To do. Omit the pictures, then write out every entry exactly as it reads.

Given information.
##############################

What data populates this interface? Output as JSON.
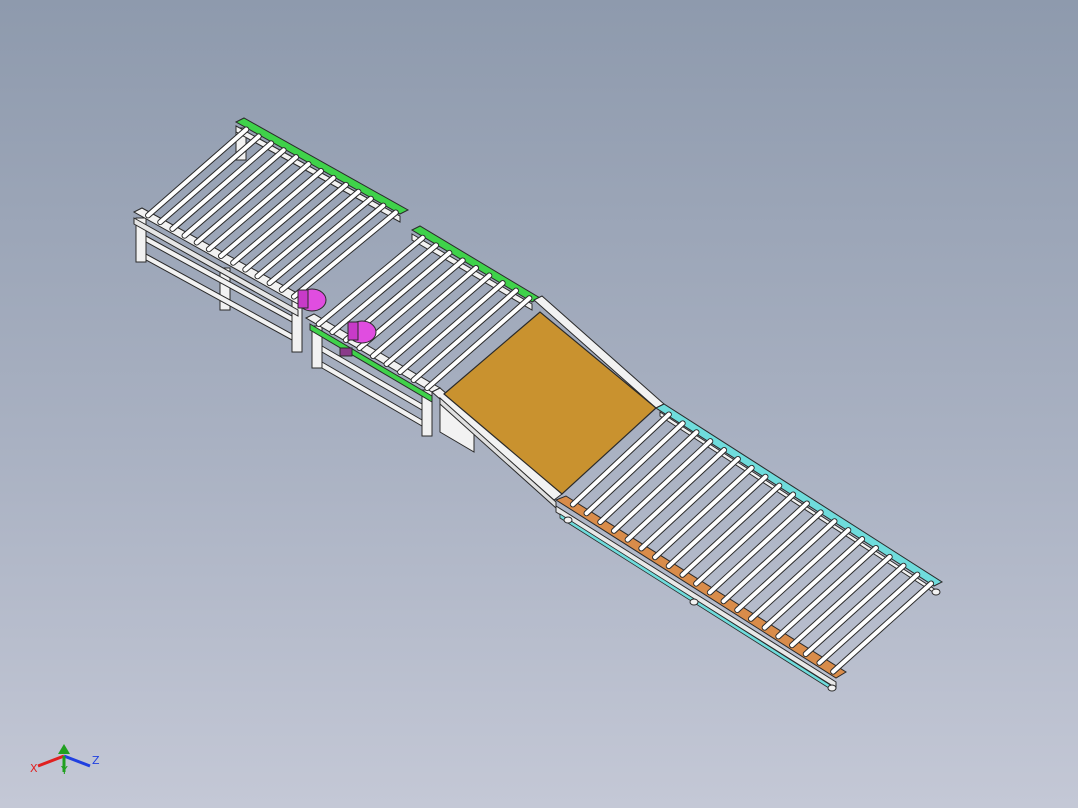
{
  "viewport": {
    "background_top": "#8e9aad",
    "background_bottom": "#c4c8d6"
  },
  "model": {
    "name": "roller-conveyor-assembly",
    "colors": {
      "frame": "#f2f2f2",
      "outline": "#2a2a2a",
      "green_rail": "#3fd24a",
      "cyan_rail": "#6fdcdc",
      "orange_rail": "#d98c4a",
      "plate": "#c9922f",
      "motor": "#e04de0"
    }
  },
  "triad": {
    "x_label": "X",
    "y_label": "Y",
    "z_label": "Z",
    "x_color": "#e02020",
    "y_color": "#20a020",
    "z_color": "#2040e0"
  }
}
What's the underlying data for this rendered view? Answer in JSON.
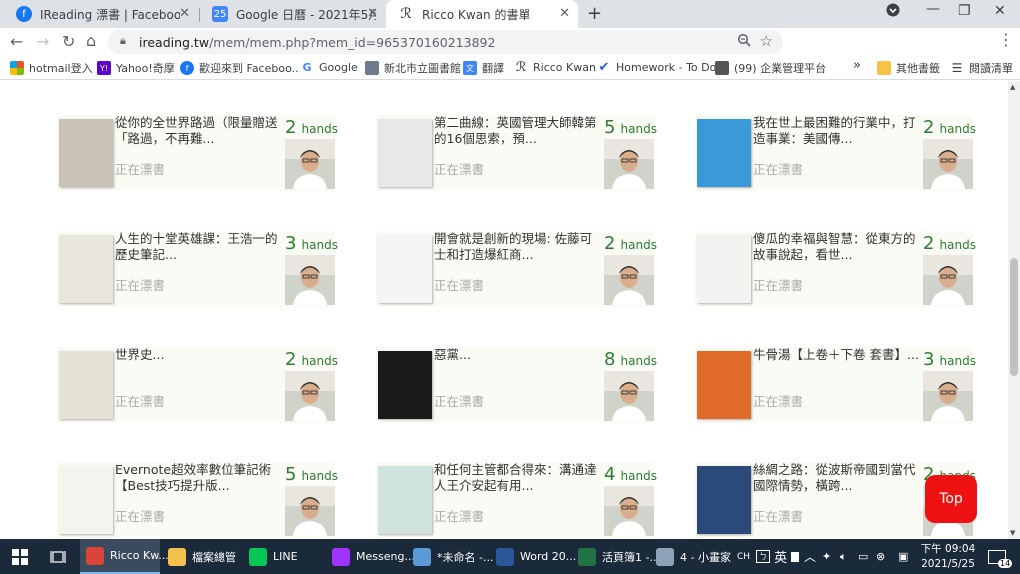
{
  "browser": {
    "tabs": [
      {
        "title": "IReading 漂書 | Facebook",
        "icon": "facebook-icon",
        "color": "#1877f2"
      },
      {
        "title": "Google 日曆 - 2021年5月24日至...",
        "icon": "calendar-icon",
        "color": "#4285f4"
      },
      {
        "title": "Ricco Kwan 的書單",
        "icon": "ireading-icon",
        "color": "#222222"
      }
    ],
    "new_tab_symbol": "+",
    "url_host": "ireading.tw",
    "url_path": "/mem/mem.php?mem_id=965370160213892",
    "avatar_letter": "R",
    "bookmarks": [
      {
        "label": "hotmail登入",
        "icon": "windows-icon",
        "color": "#e74c3c"
      },
      {
        "label": "Yahoo!奇摩",
        "icon": "yahoo-icon",
        "color": "#5f01d1"
      },
      {
        "label": "歡迎來到 Faceboo...",
        "icon": "facebook-icon",
        "color": "#1877f2"
      },
      {
        "label": "Google",
        "icon": "google-icon",
        "color": "#4285f4"
      },
      {
        "label": "新北市立圖書館",
        "icon": "library-icon",
        "color": "#6d7b8a"
      },
      {
        "label": "翻譯",
        "icon": "translate-icon",
        "color": "#4285f4"
      },
      {
        "label": "Ricco Kwan",
        "icon": "ireading-icon",
        "color": "#222222"
      },
      {
        "label": "Homework - To Do",
        "icon": "todo-check-icon",
        "color": "#2564cf"
      },
      {
        "label": "(99) 企業管理平台",
        "icon": "platform-icon",
        "color": "#555555"
      }
    ],
    "bookmarks_more": "»",
    "other_bookmarks": "其他書籤",
    "reading_list": "閱讀清單"
  },
  "books": [
    {
      "title": "從你的全世界路過（限量贈送「路過，不再難...",
      "count": "2",
      "unit": "hands",
      "status": "正在漂書",
      "cover_color": "#c9c3b5"
    },
    {
      "title": "第二曲線：英國管理大師韓第的16個思索，預...",
      "count": "5",
      "unit": "hands",
      "status": "正在漂書",
      "cover_color": "#e8e8e8"
    },
    {
      "title": "我在世上最困難的行業中，打造事業：美國傳...",
      "count": "2",
      "unit": "hands",
      "status": "正在漂書",
      "cover_color": "#3a9ad9"
    },
    {
      "title": "人生的十堂英雄課：王浩一的歷史筆記...",
      "count": "3",
      "unit": "hands",
      "status": "正在漂書",
      "cover_color": "#e9e6dc"
    },
    {
      "title": "開會就是創新的現場: 佐藤可士和打造爆紅商...",
      "count": "2",
      "unit": "hands",
      "status": "正在漂書",
      "cover_color": "#f5f5f5"
    },
    {
      "title": "傻瓜的幸福與智慧：從東方的故事說起，看世...",
      "count": "2",
      "unit": "hands",
      "status": "正在漂書",
      "cover_color": "#f2f2f0"
    },
    {
      "title": "世界史...",
      "count": "2",
      "unit": "hands",
      "status": "正在漂書",
      "cover_color": "#e6e2d6"
    },
    {
      "title": "惡黨...",
      "count": "8",
      "unit": "hands",
      "status": "正在漂書",
      "cover_color": "#1a1a1a"
    },
    {
      "title": "牛骨湯【上卷＋下卷 套書】...",
      "count": "3",
      "unit": "hands",
      "status": "正在漂書",
      "cover_color": "#e06a2a"
    },
    {
      "title": "Evernote超效率數位筆記術【Best技巧提升版...",
      "count": "5",
      "unit": "hands",
      "status": "正在漂書",
      "cover_color": "#f4f4ee"
    },
    {
      "title": "和任何主管都合得來：溝通達人王介安起有用...",
      "count": "4",
      "unit": "hands",
      "status": "正在漂書",
      "cover_color": "#cfe2de"
    },
    {
      "title": "絲綢之路：從波斯帝國到當代國際情勢，橫跨...",
      "count": "2",
      "unit": "hands",
      "status": "正在漂書",
      "cover_color": "#2b4a7a"
    }
  ],
  "top_button": "Top",
  "taskbar": {
    "items": [
      {
        "label": "Ricco Kw...",
        "icon": "chrome-icon",
        "color": "#db4437"
      },
      {
        "label": "檔案總管",
        "icon": "folder-icon",
        "color": "#f2c14e"
      },
      {
        "label": "LINE",
        "icon": "line-icon",
        "color": "#06c755"
      },
      {
        "label": "Messeng...",
        "icon": "messenger-icon",
        "color": "#a033ff"
      },
      {
        "label": "*未命名 -...",
        "icon": "notepad-icon",
        "color": "#5b9bd5"
      },
      {
        "label": "Word 20...",
        "icon": "word-icon",
        "color": "#2b579a"
      },
      {
        "label": "活頁簿1 -...",
        "icon": "excel-icon",
        "color": "#217346"
      },
      {
        "label": "4 - 小畫家",
        "icon": "paint-icon",
        "color": "#8fa3b8"
      }
    ],
    "ime_lang": "CH",
    "ime_mode": "英",
    "time": "下午 09:04",
    "date": "2021/5/25",
    "notification_count": "14"
  }
}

##############################

Expected answer.
What data populates this interface? Output as JSON.
{
  "viewport": {
    "background_top": "#8e9aad",
    "background_bottom": "#c4c8d6"
  },
  "model": {
    "name": "roller-conveyor-assembly",
    "colors": {
      "frame": "#f2f2f2",
      "outline": "#2a2a2a",
      "green_rail": "#3fd24a",
      "cyan_rail": "#6fdcdc",
      "orange_rail": "#d98c4a",
      "plate": "#c9922f",
      "motor": "#e04de0"
    }
  },
  "triad": {
    "x_label": "X",
    "y_label": "Y",
    "z_label": "Z",
    "x_color": "#e02020",
    "y_color": "#20a020",
    "z_color": "#2040e0"
  }
}
What's the underlying data for this rendered view? Answer in JSON.
{
  "browser": {
    "tabs": [
      {
        "title": "IReading 漂書 | Facebook",
        "icon": "facebook-icon",
        "color": "#1877f2"
      },
      {
        "title": "Google 日曆 - 2021年5月24日至...",
        "icon": "calendar-icon",
        "color": "#4285f4"
      },
      {
        "title": "Ricco Kwan 的書單",
        "icon": "ireading-icon",
        "color": "#222222"
      }
    ],
    "new_tab_symbol": "+",
    "url_host": "ireading.tw",
    "url_path": "/mem/mem.php?mem_id=965370160213892",
    "avatar_letter": "R",
    "bookmarks": [
      {
        "label": "hotmail登入",
        "icon": "windows-icon",
        "color": "#e74c3c"
      },
      {
        "label": "Yahoo!奇摩",
        "icon": "yahoo-icon",
        "color": "#5f01d1"
      },
      {
        "label": "歡迎來到 Faceboo...",
        "icon": "facebook-icon",
        "color": "#1877f2"
      },
      {
        "label": "Google",
        "icon": "google-icon",
        "color": "#4285f4"
      },
      {
        "label": "新北市立圖書館",
        "icon": "library-icon",
        "color": "#6d7b8a"
      },
      {
        "label": "翻譯",
        "icon": "translate-icon",
        "color": "#4285f4"
      },
      {
        "label": "Ricco Kwan",
        "icon": "ireading-icon",
        "color": "#222222"
      },
      {
        "label": "Homework - To Do",
        "icon": "todo-check-icon",
        "color": "#2564cf"
      },
      {
        "label": "(99) 企業管理平台",
        "icon": "platform-icon",
        "color": "#555555"
      }
    ],
    "bookmarks_more": "»",
    "other_bookmarks": "其他書籤",
    "reading_list": "閱讀清單"
  },
  "books": [
    {
      "title": "從你的全世界路過（限量贈送「路過，不再難...",
      "count": "2",
      "unit": "hands",
      "status": "正在漂書",
      "cover_color": "#c9c3b5"
    },
    {
      "title": "第二曲線：英國管理大師韓第的16個思索，預...",
      "count": "5",
      "unit": "hands",
      "status": "正在漂書",
      "cover_color": "#e8e8e8"
    },
    {
      "title": "我在世上最困難的行業中，打造事業：美國傳...",
      "count": "2",
      "unit": "hands",
      "status": "正在漂書",
      "cover_color": "#3a9ad9"
    },
    {
      "title": "人生的十堂英雄課：王浩一的歷史筆記...",
      "count": "3",
      "unit": "hands",
      "status": "正在漂書",
      "cover_color": "#e9e6dc"
    },
    {
      "title": "開會就是創新的現場: 佐藤可士和打造爆紅商...",
      "count": "2",
      "unit": "hands",
      "status": "正在漂書",
      "cover_color": "#f5f5f5"
    },
    {
      "title": "傻瓜的幸福與智慧：從東方的故事說起，看世...",
      "count": "2",
      "unit": "hands",
      "status": "正在漂書",
      "cover_color": "#f2f2f0"
    },
    {
      "title": "世界史...",
      "count": "2",
      "unit": "hands",
      "status": "正在漂書",
      "cover_color": "#e6e2d6"
    },
    {
      "title": "惡黨...",
      "count": "8",
      "unit": "hands",
      "status": "正在漂書",
      "cover_color": "#1a1a1a"
    },
    {
      "title": "牛骨湯【上卷＋下卷 套書】...",
      "count": "3",
      "unit": "hands",
      "status": "正在漂書",
      "cover_color": "#e06a2a"
    },
    {
      "title": "Evernote超效率數位筆記術【Best技巧提升版...",
      "count": "5",
      "unit": "hands",
      "status": "正在漂書",
      "cover_color": "#f4f4ee"
    },
    {
      "title": "和任何主管都合得來：溝通達人王介安起有用...",
      "count": "4",
      "unit": "hands",
      "status": "正在漂書",
      "cover_color": "#cfe2de"
    },
    {
      "title": "絲綢之路：從波斯帝國到當代國際情勢，橫跨...",
      "count": "2",
      "unit": "hands",
      "status": "正在漂書",
      "cover_color": "#2b4a7a"
    }
  ],
  "top_button": "Top",
  "taskbar": {
    "items": [
      {
        "label": "Ricco Kw...",
        "icon": "chrome-icon",
        "color": "#db4437"
      },
      {
        "label": "檔案總管",
        "icon": "folder-icon",
        "color": "#f2c14e"
      },
      {
        "label": "LINE",
        "icon": "line-icon",
        "color": "#06c755"
      },
      {
        "label": "Messeng...",
        "icon": "messenger-icon",
        "color": "#a033ff"
      },
      {
        "label": "*未命名 -...",
        "icon": "notepad-icon",
        "color": "#5b9bd5"
      },
      {
        "label": "Word 20...",
        "icon": "word-icon",
        "color": "#2b579a"
      },
      {
        "label": "活頁簿1 -...",
        "icon": "excel-icon",
        "color": "#217346"
      },
      {
        "label": "4 - 小畫家",
        "icon": "paint-icon",
        "color": "#8fa3b8"
      }
    ],
    "ime_lang": "CH",
    "ime_mode": "英",
    "time": "下午 09:04",
    "date": "2021/5/25",
    "notification_count": "14"
  }
}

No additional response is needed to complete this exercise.